[Challenge]
Tally the lines of the listing that contain the word "image", then give the total and nothing else.

[A block of data]
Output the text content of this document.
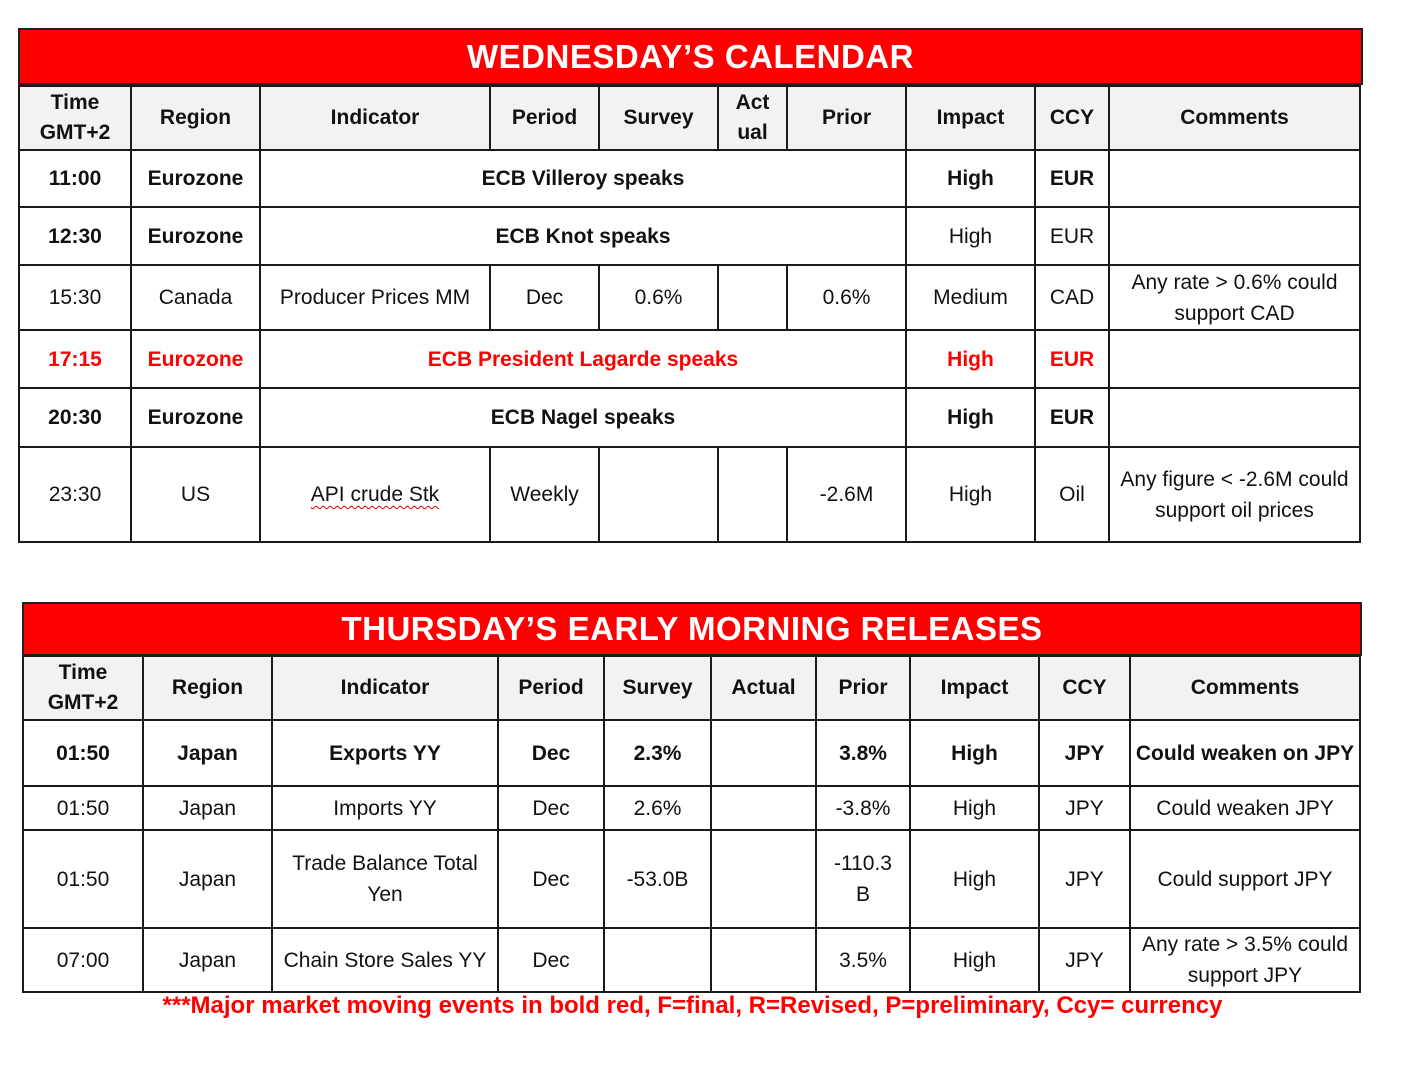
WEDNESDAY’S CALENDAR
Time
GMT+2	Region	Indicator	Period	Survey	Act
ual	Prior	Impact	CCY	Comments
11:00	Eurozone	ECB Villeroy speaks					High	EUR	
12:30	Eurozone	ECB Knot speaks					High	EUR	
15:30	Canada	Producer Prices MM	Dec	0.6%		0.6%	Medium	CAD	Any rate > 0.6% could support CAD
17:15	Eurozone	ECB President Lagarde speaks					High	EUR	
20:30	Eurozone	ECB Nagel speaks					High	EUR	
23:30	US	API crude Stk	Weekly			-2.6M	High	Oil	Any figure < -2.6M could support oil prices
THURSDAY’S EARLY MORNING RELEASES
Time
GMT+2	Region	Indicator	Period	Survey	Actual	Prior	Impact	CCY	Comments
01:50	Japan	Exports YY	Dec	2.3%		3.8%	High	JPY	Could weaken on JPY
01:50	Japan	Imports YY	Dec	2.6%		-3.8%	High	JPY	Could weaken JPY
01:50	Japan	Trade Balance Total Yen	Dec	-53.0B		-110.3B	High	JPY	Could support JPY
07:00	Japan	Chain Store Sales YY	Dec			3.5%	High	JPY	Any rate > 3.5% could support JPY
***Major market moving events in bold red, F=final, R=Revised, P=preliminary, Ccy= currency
==
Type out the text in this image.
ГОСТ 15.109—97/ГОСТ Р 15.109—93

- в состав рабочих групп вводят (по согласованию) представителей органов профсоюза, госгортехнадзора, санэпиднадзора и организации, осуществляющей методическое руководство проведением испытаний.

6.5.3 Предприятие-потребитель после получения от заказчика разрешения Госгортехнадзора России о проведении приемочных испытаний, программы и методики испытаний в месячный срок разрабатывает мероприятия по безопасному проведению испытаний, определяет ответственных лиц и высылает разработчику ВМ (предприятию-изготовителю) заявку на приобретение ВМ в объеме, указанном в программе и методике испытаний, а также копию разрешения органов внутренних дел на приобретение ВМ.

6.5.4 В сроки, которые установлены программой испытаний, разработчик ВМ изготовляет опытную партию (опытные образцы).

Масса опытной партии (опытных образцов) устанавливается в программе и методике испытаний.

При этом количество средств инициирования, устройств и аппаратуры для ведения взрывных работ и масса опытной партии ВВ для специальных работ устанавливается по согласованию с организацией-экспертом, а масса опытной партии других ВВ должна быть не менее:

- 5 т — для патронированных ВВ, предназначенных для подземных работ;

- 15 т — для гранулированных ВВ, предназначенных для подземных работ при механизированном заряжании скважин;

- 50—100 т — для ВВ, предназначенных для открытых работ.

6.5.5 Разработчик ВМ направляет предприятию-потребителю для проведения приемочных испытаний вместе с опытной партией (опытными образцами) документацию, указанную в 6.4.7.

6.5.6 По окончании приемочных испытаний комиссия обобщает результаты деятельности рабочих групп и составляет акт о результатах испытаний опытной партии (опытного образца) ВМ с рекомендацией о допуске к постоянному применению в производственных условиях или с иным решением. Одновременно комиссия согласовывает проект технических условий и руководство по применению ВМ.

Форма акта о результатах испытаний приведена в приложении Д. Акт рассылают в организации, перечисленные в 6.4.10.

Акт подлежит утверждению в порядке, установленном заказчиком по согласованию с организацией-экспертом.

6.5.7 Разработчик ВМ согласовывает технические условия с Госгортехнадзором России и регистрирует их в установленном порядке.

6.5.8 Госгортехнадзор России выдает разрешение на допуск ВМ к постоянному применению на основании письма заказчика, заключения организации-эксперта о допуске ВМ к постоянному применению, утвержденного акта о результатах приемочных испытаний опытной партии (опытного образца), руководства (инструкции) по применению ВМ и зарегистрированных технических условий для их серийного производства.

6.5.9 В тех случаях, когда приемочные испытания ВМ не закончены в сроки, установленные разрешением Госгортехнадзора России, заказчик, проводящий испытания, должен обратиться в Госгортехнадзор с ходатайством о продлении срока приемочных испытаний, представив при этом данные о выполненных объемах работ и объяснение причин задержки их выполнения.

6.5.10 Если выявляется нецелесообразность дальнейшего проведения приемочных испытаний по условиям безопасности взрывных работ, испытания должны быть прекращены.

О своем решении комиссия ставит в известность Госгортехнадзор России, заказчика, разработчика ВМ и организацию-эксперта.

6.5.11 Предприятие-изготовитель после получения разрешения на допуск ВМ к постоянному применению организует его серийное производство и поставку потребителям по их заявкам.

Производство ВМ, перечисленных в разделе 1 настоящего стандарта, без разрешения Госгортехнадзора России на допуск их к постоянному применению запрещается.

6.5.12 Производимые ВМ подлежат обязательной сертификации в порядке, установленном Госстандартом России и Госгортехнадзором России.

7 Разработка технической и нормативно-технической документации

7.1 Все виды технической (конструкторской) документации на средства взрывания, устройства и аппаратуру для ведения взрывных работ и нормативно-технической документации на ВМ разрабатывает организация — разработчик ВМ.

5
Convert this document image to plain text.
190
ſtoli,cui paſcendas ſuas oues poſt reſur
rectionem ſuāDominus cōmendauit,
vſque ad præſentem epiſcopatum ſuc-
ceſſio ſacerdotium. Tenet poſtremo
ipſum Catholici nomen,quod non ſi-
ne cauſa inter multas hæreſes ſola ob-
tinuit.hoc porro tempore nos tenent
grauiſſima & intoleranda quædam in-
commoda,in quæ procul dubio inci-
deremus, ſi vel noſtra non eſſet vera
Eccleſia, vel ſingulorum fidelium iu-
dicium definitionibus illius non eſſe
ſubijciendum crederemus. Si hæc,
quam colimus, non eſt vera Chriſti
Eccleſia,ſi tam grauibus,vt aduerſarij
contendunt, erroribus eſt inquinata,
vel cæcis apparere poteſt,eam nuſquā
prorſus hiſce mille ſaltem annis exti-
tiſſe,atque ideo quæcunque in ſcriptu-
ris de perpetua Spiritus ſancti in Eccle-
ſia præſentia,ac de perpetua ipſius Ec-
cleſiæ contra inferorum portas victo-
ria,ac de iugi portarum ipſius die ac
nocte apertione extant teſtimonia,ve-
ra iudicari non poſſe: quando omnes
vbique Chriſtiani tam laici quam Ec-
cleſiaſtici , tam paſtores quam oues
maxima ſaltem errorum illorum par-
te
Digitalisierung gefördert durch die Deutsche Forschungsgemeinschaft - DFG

[Response for this exercise]
2